══ RECORDS SHOWN ══

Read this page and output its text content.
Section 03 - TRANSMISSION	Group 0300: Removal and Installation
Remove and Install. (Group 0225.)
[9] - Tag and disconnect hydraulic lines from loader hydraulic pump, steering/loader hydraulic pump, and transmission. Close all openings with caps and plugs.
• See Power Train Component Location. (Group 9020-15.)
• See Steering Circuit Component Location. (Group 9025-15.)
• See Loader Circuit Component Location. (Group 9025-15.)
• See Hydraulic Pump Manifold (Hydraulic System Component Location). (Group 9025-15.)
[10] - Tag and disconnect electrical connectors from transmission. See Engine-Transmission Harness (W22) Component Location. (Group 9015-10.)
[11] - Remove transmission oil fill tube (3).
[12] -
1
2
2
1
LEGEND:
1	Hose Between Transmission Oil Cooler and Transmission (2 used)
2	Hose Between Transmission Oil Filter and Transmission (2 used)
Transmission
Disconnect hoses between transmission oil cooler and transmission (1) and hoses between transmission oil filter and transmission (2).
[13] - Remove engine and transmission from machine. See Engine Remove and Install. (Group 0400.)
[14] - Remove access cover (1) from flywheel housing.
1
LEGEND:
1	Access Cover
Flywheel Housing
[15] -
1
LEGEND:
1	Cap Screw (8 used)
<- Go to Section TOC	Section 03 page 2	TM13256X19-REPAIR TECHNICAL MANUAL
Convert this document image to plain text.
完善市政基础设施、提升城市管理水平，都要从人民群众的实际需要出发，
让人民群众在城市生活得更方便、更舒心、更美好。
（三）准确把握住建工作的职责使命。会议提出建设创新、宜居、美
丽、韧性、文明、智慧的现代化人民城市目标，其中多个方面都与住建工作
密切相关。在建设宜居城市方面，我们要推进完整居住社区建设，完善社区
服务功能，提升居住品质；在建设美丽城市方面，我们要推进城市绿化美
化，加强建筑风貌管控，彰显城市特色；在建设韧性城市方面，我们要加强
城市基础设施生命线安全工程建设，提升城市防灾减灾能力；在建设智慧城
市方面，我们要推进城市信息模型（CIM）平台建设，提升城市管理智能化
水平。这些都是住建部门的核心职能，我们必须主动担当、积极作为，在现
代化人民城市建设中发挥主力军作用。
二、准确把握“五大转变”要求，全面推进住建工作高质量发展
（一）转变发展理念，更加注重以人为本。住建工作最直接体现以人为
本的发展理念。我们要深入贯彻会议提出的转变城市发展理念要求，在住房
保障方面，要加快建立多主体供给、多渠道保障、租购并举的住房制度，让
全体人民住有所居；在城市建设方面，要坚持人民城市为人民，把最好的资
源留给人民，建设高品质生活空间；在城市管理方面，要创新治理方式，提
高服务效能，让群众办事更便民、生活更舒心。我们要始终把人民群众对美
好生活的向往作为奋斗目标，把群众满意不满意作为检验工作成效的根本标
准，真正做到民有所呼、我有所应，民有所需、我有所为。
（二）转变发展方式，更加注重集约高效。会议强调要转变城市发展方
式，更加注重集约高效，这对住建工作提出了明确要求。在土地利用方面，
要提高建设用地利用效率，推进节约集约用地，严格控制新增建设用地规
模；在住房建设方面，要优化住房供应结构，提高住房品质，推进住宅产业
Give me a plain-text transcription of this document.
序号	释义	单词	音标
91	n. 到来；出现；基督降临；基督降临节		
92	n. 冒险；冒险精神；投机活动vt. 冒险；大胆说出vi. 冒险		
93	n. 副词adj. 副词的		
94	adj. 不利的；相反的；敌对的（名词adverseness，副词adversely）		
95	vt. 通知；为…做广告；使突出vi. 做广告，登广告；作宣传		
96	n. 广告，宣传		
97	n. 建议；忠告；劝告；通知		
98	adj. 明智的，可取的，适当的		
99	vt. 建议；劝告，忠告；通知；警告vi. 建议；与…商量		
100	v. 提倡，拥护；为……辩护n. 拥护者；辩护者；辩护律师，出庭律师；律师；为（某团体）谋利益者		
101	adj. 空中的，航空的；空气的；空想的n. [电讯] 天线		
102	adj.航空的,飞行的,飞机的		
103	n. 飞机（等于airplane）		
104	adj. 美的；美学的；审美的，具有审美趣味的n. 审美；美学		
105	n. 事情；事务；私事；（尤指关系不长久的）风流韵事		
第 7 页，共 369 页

═══

WORK TO DO → Using the records above, pull out each line where the word "Circuit" occurs.

RESPONSE →
• See Steering Circuit Component Location. (Group 9025-15.)
• See Loader Circuit Component Location. (Group 9025-15.)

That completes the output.